Exercise directions:
Write the records out again, precisely as they stand.

Data entries
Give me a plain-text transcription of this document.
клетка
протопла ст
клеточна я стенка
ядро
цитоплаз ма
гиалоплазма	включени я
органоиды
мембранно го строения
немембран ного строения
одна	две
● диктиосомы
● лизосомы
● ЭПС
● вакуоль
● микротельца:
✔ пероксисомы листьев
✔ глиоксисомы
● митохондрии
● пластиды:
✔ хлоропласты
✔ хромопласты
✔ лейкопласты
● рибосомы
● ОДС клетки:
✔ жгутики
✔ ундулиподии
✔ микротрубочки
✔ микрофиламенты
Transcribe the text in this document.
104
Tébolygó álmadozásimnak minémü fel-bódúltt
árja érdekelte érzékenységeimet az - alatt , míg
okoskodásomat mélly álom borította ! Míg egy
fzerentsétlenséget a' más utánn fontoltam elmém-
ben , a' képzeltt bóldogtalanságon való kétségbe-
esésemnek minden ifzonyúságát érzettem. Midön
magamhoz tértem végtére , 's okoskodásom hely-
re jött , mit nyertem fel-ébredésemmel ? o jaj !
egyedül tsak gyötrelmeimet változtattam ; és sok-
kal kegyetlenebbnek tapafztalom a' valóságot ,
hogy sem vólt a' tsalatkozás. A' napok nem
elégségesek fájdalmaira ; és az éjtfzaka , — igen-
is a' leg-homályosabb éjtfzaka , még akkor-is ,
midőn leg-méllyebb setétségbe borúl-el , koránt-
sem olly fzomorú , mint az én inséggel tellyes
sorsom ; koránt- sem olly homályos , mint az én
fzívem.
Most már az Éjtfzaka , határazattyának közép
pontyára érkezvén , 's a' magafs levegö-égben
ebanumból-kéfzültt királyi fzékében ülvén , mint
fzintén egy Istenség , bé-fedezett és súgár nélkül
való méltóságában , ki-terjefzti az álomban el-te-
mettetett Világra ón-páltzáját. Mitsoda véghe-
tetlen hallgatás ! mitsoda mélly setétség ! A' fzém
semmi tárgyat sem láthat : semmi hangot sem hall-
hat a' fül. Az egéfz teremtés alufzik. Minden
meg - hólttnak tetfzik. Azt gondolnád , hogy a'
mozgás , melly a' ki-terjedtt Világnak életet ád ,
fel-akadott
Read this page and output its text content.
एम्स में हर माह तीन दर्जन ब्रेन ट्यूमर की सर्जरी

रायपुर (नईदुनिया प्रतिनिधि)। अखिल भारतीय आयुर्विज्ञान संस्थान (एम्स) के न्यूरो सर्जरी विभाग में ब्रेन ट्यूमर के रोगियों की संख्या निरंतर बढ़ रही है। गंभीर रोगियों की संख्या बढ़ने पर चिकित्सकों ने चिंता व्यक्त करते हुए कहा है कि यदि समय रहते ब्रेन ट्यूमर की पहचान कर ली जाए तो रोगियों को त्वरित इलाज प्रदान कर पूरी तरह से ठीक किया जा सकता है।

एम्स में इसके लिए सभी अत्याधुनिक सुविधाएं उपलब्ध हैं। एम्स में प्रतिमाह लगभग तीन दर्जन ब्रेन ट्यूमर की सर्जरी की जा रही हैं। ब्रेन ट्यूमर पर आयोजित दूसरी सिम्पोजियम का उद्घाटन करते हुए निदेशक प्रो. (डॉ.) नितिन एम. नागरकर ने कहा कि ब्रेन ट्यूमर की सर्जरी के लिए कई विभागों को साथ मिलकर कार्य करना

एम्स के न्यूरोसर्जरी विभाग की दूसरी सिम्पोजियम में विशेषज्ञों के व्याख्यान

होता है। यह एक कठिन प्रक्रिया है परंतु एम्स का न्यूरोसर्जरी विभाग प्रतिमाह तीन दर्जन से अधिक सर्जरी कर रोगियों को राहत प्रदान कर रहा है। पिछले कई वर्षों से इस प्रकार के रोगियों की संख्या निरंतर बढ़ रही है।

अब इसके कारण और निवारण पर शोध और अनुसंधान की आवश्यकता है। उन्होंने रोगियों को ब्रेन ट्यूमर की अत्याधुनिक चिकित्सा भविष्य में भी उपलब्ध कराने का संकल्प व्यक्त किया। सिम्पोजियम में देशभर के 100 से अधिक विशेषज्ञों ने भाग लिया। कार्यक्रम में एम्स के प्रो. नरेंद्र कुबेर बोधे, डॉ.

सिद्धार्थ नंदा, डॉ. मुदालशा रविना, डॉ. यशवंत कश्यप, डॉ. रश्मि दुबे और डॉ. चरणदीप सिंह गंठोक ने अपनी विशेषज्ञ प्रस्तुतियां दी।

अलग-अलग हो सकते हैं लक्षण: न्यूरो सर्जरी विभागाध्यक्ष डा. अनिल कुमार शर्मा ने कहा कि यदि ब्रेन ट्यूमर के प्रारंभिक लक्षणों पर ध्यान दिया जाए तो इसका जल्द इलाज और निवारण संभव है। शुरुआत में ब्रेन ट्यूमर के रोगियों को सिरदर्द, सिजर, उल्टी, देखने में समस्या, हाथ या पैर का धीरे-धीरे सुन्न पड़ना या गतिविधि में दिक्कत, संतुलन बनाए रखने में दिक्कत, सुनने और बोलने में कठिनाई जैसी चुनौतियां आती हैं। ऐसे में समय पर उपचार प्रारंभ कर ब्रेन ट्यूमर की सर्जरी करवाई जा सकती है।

Exercise solution:
Give me a plain-text transcription of this document.
клетка
протопла ст
клеточна я стенка
ядро
цитоплаз ма
гиалоплазма	включени я
органоиды
мембранно го строения
немембран ного строения
одна	две
● диктиосомы
● лизосомы
● ЭПС
● вакуоль
● микротельца:
✔ пероксисомы листьев
✔ глиоксисомы
● митохондрии
● пластиды:
✔ хлоропласты
✔ хромопласты
✔ лейкопласты
● рибосомы
● ОДС клетки:
✔ жгутики
✔ ундулиподии
✔ микротрубочки
✔ микрофиламенты
Transcribe the text in this document.
104
Tébolygó álmadozásimnak minémü fel-bódúltt
árja érdekelte érzékenységeimet az - alatt , míg
okoskodásomat mélly álom borította ! Míg egy
fzerentsétlenséget a' más utánn fontoltam elmém-
ben , a' képzeltt bóldogtalanságon való kétségbe-
esésemnek minden ifzonyúságát érzettem. Midön
magamhoz tértem végtére , 's okoskodásom hely-
re jött , mit nyertem fel-ébredésemmel ? o jaj !
egyedül tsak gyötrelmeimet változtattam ; és sok-
kal kegyetlenebbnek tapafztalom a' valóságot ,
hogy sem vólt a' tsalatkozás. A' napok nem
elégségesek fájdalmaira ; és az éjtfzaka , — igen-
is a' leg-homályosabb éjtfzaka , még akkor-is ,
midőn leg-méllyebb setétségbe borúl-el , koránt-
sem olly fzomorú , mint az én inséggel tellyes
sorsom ; koránt- sem olly homályos , mint az én
fzívem.
Most már az Éjtfzaka , határazattyának közép
pontyára érkezvén , 's a' magafs levegö-égben
ebanumból-kéfzültt királyi fzékében ülvén , mint
fzintén egy Istenség , bé-fedezett és súgár nélkül
való méltóságában , ki-terjefzti az álomban el-te-
mettetett Világra ón-páltzáját. Mitsoda véghe-
tetlen hallgatás ! mitsoda mélly setétség ! A' fzém
semmi tárgyat sem láthat : semmi hangot sem hall-
hat a' fül. Az egéfz teremtés alufzik. Minden
meg - hólttnak tetfzik. Azt gondolnád , hogy a'
mozgás , melly a' ki-terjedtt Világnak életet ád ,
fel-akadott
Read this page and output its text content.
एम्स में हर माह तीन दर्जन ब्रेन ट्यूमर की सर्जरी

रायपुर (नईदुनिया प्रतिनिधि)। अखिल भारतीय आयुर्विज्ञान संस्थान (एम्स) के न्यूरो सर्जरी विभाग में ब्रेन ट्यूमर के रोगियों की संख्या निरंतर बढ़ रही है। गंभीर रोगियों की संख्या बढ़ने पर चिकित्सकों ने चिंता व्यक्त करते हुए कहा है कि यदि समय रहते ब्रेन ट्यूमर की पहचान कर ली जाए तो रोगियों को त्वरित इलाज प्रदान कर पूरी तरह से ठीक किया जा सकता है।

एम्स में इसके लिए सभी अत्याधुनिक सुविधाएं उपलब्ध हैं। एम्स में प्रतिमाह लगभग तीन दर्जन ब्रेन ट्यूमर की सर्जरी की जा रही हैं। ब्रेन ट्यूमर पर आयोजित दूसरी सिम्पोजियम का उद्घाटन करते हुए निदेशक प्रो. (डॉ.) नितिन एम. नागरकर ने कहा कि ब्रेन ट्यूमर की सर्जरी के लिए कई विभागों को साथ मिलकर कार्य करना

एम्स के न्यूरोसर्जरी विभाग की दूसरी सिम्पोजियम में विशेषज्ञों के व्याख्यान

होता है। यह एक कठिन प्रक्रिया है परंतु एम्स का न्यूरोसर्जरी विभाग प्रतिमाह तीन दर्जन से अधिक सर्जरी कर रोगियों को राहत प्रदान कर रहा है। पिछले कई वर्षों से इस प्रकार के रोगियों की संख्या निरंतर बढ़ रही है।

अब इसके कारण और निवारण पर शोध और अनुसंधान की आवश्यकता है। उन्होंने रोगियों को ब्रेन ट्यूमर की अत्याधुनिक चिकित्सा भविष्य में भी उपलब्ध कराने का संकल्प व्यक्त किया। सिम्पोजियम में देशभर के 100 से अधिक विशेषज्ञों ने भाग लिया। कार्यक्रम में एम्स के प्रो. नरेंद्र कुबेर बोधे, डॉ.

सिद्धार्थ नंदा, डॉ. मुदालशा रविना, डॉ. यशवंत कश्यप, डॉ. रश्मि दुबे और डॉ. चरणदीप सिंह गंठोक ने अपनी विशेषज्ञ प्रस्तुतियां दी।

अलग-अलग हो सकते हैं लक्षण: न्यूरो सर्जरी विभागाध्यक्ष डा. अनिल कुमार शर्मा ने कहा कि यदि ब्रेन ट्यूमर के प्रारंभिक लक्षणों पर ध्यान दिया जाए तो इसका जल्द इलाज और निवारण संभव है। शुरुआत में ब्रेन ट्यूमर के रोगियों को सिरदर्द, सिजर, उल्टी, देखने में समस्या, हाथ या पैर का धीरे-धीरे सुन्न पड़ना या गतिविधि में दिक्कत, संतुलन बनाए रखने में दिक्कत, सुनने और बोलने में कठिनाई जैसी चुनौतियां आती हैं। ऐसे में समय पर उपचार प्रारंभ कर ब्रेन ट्यूमर की सर्जरी करवाई जा सकती है।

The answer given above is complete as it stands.